**Data lines**

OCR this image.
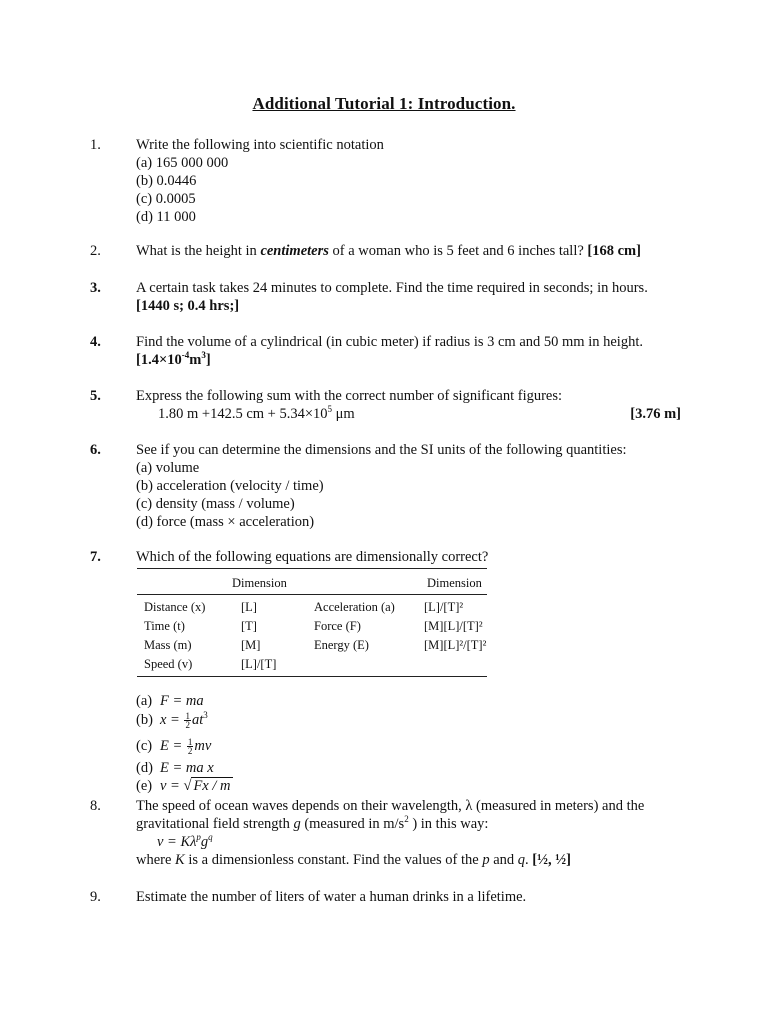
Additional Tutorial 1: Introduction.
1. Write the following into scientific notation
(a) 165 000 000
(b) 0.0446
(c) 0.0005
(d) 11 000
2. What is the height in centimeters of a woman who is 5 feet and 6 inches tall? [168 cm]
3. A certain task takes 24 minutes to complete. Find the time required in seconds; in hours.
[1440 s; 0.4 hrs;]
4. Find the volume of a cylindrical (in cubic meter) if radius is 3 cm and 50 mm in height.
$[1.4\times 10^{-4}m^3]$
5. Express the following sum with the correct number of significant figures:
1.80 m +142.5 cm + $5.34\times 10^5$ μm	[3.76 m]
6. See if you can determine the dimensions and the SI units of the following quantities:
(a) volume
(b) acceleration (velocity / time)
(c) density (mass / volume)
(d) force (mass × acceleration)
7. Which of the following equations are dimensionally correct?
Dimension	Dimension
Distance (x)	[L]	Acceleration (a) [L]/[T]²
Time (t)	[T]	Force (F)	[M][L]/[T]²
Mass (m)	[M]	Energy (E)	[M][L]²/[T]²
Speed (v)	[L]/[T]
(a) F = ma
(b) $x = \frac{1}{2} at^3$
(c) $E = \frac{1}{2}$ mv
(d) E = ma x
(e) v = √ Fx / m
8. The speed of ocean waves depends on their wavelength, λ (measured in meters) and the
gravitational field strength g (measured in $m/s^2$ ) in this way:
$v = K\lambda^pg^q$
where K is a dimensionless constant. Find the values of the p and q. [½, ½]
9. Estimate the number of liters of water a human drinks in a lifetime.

...

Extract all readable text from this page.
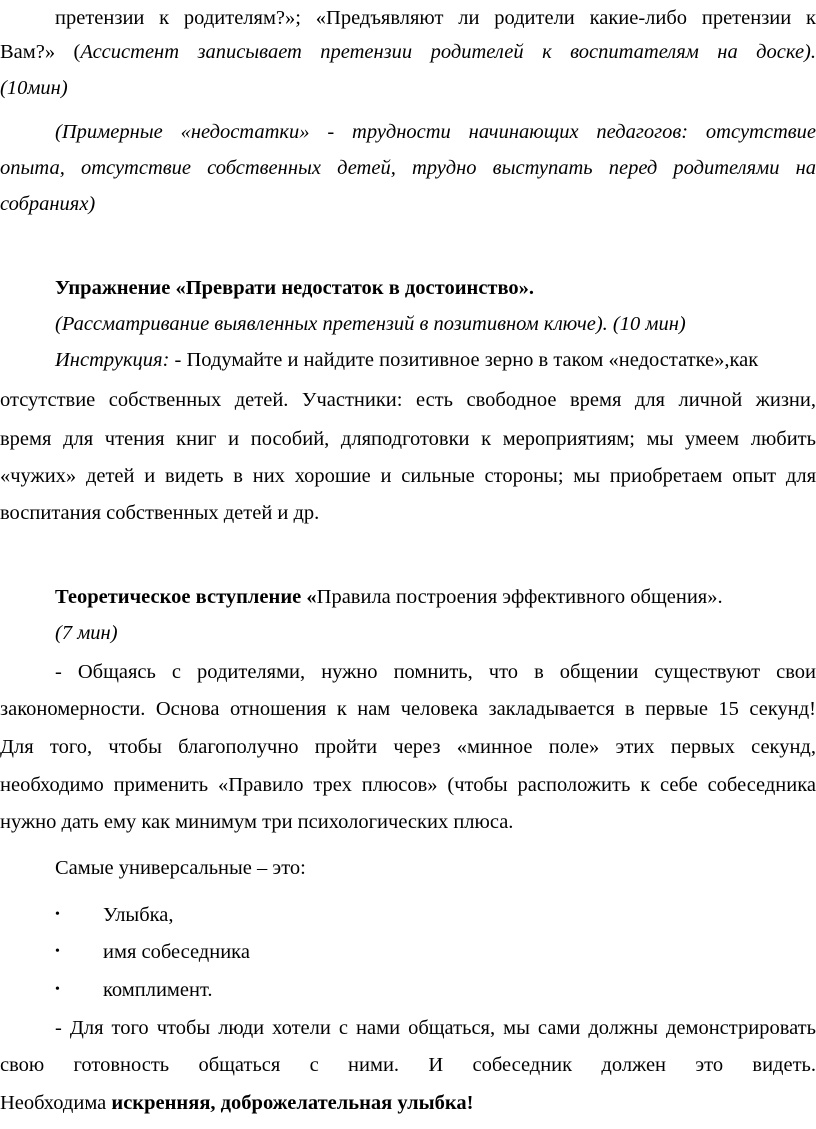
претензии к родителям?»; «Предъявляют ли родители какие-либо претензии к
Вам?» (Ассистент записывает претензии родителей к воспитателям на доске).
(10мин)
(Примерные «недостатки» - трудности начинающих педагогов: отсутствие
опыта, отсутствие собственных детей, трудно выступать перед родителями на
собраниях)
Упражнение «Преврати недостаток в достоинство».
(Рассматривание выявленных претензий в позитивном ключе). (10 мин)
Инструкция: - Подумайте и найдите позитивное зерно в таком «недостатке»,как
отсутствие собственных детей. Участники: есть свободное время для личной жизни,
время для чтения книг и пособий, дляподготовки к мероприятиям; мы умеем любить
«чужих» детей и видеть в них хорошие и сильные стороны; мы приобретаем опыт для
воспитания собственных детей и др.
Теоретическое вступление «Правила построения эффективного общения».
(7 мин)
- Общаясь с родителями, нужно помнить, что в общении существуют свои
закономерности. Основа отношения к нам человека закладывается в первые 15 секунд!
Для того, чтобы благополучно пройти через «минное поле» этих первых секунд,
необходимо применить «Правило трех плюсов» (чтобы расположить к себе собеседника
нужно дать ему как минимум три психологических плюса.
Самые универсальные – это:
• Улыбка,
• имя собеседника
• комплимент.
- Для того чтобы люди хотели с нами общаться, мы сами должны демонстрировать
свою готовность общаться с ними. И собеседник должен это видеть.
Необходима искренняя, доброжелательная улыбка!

* * *

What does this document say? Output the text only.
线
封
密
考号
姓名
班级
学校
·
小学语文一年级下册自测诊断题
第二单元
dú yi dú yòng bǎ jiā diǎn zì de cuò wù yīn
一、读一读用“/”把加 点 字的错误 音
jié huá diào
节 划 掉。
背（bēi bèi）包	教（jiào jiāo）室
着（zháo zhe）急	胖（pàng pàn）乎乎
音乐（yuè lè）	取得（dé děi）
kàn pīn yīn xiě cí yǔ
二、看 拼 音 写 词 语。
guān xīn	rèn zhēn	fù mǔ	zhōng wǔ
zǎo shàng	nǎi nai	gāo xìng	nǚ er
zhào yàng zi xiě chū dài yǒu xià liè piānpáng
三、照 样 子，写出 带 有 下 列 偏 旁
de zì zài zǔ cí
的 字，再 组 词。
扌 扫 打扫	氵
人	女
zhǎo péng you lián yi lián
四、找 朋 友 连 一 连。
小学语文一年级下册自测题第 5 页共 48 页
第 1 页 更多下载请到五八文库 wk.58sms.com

**What to do**
Copy out each line of the records where the string "volume" appears.

**Solution to this exercise**
4. Find the volume of a cylindrical (in cubic meter) if radius is 3 cm and 50 mm in height.
(a) volume
(c) density (mass / volume)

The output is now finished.